#### Working data:
++++++++

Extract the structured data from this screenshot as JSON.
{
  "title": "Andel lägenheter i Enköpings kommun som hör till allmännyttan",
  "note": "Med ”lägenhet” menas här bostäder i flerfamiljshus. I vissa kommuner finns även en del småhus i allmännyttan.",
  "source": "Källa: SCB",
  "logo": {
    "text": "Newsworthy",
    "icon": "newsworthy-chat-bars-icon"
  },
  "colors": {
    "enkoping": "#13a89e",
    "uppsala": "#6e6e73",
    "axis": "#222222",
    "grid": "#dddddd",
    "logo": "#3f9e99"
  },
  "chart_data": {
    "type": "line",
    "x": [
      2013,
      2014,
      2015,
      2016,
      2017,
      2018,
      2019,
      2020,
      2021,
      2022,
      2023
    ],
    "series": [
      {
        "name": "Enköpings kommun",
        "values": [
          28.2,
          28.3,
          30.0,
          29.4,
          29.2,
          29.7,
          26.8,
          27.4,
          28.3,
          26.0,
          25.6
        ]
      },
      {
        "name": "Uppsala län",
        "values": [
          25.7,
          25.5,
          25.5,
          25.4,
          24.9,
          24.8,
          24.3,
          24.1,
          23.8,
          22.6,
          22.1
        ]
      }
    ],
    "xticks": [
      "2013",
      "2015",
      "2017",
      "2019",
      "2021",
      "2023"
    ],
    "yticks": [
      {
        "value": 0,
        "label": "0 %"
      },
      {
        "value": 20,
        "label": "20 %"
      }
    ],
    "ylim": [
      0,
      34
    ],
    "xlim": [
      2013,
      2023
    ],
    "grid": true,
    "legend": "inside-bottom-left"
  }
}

++++++++

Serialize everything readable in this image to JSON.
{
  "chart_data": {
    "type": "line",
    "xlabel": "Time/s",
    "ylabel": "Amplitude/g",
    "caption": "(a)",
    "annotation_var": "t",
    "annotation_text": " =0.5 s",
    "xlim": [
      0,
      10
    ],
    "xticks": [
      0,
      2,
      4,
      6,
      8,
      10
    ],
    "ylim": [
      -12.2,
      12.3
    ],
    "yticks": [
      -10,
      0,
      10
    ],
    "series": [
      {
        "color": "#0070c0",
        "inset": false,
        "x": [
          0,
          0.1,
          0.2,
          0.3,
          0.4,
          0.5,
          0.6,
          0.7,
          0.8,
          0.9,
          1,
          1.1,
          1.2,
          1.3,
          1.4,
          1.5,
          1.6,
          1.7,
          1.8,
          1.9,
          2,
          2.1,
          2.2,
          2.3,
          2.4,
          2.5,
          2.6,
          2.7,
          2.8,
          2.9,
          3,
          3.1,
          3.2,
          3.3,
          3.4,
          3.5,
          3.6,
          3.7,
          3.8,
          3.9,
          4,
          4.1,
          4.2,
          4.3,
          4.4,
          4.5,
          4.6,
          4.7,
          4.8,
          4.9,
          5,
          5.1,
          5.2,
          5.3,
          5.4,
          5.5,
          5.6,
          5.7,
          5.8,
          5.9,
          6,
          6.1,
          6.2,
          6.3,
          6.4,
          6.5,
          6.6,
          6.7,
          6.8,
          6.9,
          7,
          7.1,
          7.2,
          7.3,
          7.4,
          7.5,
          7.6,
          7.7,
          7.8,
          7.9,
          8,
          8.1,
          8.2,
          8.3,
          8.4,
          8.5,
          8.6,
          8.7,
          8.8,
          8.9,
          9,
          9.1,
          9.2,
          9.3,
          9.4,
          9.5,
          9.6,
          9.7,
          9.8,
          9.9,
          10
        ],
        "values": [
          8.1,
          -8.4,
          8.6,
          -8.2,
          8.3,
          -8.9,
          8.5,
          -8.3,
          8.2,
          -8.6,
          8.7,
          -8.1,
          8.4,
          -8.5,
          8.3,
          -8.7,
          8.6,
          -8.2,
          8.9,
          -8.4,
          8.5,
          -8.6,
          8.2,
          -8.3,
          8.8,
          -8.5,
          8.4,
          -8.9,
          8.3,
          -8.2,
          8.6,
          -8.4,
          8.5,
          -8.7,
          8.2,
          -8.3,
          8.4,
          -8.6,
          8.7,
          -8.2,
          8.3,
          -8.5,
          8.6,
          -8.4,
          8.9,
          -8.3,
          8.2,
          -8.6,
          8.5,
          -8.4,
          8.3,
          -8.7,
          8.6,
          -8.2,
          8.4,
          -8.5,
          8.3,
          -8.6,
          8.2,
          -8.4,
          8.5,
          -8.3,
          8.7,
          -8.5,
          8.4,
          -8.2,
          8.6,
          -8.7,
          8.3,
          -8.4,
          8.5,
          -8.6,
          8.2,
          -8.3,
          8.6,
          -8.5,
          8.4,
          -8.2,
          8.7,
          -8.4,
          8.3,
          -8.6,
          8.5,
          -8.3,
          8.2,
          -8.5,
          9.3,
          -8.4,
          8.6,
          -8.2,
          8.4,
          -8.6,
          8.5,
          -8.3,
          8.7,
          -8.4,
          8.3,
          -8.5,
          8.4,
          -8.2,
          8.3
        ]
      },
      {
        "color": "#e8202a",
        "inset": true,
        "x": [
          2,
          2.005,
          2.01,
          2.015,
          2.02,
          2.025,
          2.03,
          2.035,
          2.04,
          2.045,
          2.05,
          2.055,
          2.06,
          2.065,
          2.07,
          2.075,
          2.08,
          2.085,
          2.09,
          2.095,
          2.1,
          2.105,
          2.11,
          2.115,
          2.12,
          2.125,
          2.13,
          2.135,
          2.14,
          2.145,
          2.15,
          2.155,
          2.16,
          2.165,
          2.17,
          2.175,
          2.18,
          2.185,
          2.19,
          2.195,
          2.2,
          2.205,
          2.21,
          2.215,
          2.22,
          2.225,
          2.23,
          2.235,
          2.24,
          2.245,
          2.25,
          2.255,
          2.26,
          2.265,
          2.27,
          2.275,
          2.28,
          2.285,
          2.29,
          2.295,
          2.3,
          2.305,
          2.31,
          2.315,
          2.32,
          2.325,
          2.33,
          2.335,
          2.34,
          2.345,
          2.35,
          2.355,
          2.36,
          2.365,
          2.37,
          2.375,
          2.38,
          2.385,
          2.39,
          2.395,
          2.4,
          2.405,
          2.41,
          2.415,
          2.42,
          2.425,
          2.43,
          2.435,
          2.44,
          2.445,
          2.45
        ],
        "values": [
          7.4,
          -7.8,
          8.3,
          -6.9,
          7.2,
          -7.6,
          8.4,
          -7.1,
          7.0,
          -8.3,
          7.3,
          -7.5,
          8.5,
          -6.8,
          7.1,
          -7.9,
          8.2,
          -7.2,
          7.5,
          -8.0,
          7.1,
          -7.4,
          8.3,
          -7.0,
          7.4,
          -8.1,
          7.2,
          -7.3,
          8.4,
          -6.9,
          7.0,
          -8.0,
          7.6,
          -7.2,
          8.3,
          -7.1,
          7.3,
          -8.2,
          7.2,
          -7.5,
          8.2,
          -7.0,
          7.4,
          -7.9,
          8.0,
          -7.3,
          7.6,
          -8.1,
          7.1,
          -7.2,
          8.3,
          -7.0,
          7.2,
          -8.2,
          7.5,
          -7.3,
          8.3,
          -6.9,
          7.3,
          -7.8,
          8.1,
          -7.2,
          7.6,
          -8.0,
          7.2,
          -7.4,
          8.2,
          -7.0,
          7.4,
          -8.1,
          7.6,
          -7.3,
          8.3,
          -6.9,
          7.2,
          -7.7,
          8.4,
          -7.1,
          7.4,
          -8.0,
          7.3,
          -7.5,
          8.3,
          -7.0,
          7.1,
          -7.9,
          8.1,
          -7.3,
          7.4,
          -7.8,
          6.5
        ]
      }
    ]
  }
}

++++++++

Using the entries above, find all lines with "JSON". Copy them.

#### Result of the task:
Extract the structured data from this screenshot as JSON.
Serialize everything readable in this image to JSON.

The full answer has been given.